THE TASK:
Show each line that has the string "Hospital" in it.

DATASET RECORDS:
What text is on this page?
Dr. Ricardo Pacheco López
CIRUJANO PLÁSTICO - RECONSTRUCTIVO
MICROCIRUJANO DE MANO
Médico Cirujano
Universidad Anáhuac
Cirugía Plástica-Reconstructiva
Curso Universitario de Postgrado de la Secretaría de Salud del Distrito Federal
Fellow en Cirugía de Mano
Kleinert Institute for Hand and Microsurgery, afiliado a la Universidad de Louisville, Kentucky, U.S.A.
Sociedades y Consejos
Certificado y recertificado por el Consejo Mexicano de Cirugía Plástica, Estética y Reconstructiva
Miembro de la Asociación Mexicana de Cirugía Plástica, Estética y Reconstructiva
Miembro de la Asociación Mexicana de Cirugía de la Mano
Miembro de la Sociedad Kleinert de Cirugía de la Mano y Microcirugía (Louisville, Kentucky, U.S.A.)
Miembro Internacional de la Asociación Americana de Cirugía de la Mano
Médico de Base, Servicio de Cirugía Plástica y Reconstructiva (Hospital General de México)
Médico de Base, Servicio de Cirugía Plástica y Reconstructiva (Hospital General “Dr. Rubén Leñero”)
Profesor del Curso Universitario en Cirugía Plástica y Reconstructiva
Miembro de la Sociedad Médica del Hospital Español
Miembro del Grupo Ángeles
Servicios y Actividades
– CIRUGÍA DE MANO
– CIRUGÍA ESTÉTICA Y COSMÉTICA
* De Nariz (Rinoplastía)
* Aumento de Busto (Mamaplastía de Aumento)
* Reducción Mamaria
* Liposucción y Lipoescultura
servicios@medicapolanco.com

ANSWER:
Médico de Base, Servicio de Cirugía Plástica y Reconstructiva (Hospital General de México)
Médico de Base, Servicio de Cirugía Plástica y Reconstructiva (Hospital General “Dr. Rubén Leñero”)
Miembro de la Sociedad Médica del Hospital Español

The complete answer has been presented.